··· DATA PROVIDED ···

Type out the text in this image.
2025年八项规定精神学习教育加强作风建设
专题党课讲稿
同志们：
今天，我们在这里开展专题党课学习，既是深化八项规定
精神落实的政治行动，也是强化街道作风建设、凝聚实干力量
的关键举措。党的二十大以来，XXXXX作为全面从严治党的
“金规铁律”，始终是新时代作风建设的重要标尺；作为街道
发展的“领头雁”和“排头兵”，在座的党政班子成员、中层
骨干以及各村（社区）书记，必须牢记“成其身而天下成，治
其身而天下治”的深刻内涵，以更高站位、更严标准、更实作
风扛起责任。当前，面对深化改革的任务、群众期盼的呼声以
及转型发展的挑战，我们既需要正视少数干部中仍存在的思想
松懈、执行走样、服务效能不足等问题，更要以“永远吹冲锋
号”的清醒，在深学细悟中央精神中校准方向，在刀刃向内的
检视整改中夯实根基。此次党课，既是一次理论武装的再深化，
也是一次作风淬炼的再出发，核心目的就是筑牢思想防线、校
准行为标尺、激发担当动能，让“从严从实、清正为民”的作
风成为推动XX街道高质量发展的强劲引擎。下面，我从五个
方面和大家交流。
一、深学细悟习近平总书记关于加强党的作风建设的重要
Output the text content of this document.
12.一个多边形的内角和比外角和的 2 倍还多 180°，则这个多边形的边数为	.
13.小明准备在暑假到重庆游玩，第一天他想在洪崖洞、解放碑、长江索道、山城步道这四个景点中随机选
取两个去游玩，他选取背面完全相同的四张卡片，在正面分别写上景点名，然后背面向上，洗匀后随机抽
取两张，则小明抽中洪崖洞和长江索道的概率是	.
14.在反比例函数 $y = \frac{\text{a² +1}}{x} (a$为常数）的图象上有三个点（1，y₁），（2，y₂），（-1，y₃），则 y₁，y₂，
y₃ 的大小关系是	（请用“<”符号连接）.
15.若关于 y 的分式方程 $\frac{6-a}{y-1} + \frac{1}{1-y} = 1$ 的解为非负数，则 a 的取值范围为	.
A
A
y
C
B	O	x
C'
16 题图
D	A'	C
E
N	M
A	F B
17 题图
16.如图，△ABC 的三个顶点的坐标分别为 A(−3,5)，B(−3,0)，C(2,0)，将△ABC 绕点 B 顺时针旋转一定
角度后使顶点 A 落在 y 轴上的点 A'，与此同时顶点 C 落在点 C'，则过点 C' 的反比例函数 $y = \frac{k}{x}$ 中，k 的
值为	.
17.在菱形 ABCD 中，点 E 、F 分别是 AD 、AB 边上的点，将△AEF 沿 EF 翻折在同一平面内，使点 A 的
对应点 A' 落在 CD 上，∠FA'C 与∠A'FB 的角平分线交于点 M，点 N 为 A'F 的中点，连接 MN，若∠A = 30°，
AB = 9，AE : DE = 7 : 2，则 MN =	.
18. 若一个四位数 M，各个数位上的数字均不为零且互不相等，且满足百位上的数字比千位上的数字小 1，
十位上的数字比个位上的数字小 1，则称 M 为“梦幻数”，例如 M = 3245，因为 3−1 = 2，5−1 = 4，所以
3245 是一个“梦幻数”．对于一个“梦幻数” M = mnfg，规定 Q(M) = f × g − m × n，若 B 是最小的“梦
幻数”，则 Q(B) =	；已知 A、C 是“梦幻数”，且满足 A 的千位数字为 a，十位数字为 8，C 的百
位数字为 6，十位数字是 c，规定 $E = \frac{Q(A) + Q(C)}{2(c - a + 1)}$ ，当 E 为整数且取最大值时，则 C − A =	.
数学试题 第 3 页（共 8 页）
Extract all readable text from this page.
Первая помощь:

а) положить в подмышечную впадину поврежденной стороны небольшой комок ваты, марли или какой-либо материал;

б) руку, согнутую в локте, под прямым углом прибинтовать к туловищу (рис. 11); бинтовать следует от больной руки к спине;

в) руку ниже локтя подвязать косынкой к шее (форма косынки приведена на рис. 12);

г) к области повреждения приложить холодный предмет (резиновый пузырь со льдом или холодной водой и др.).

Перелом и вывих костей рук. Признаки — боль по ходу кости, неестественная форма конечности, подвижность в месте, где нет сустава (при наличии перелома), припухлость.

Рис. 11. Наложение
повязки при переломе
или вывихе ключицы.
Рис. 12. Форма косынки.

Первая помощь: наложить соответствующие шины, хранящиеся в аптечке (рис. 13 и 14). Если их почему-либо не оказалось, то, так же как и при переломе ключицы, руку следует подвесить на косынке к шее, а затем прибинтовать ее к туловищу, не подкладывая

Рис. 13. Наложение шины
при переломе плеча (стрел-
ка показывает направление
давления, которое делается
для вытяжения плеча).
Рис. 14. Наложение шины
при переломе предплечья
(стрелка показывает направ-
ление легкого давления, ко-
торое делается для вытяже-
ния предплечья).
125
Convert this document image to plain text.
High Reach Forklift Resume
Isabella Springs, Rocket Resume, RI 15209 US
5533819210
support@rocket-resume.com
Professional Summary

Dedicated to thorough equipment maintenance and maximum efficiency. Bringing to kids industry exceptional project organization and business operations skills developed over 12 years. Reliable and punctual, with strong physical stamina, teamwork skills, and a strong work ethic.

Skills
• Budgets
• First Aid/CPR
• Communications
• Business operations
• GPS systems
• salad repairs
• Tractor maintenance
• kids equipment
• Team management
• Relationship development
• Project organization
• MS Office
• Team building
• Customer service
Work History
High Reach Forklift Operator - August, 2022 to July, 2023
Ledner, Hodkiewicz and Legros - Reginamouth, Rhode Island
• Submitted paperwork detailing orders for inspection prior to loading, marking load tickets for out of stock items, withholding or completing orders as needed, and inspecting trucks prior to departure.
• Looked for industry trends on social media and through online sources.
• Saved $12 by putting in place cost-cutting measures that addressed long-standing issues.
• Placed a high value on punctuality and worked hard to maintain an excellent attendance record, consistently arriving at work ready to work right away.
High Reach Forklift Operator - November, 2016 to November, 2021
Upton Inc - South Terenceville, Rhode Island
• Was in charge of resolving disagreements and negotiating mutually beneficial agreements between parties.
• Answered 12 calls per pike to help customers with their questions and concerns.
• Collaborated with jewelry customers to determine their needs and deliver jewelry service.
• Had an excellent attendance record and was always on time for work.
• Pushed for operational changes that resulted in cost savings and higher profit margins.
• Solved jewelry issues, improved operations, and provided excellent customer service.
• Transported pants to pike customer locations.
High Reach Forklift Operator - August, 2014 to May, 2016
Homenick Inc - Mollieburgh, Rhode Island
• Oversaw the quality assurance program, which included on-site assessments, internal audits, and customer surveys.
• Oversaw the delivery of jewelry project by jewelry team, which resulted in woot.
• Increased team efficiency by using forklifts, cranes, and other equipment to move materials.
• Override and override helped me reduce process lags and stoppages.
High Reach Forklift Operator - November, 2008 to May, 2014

···

=== EXERCISE PROMPT ===
Copy each line that holds the word "November".

=== THE REPLY ===
High Reach Forklift Operator - November, 2016 to November, 2021
High Reach Forklift Operator - November, 2008 to May, 2014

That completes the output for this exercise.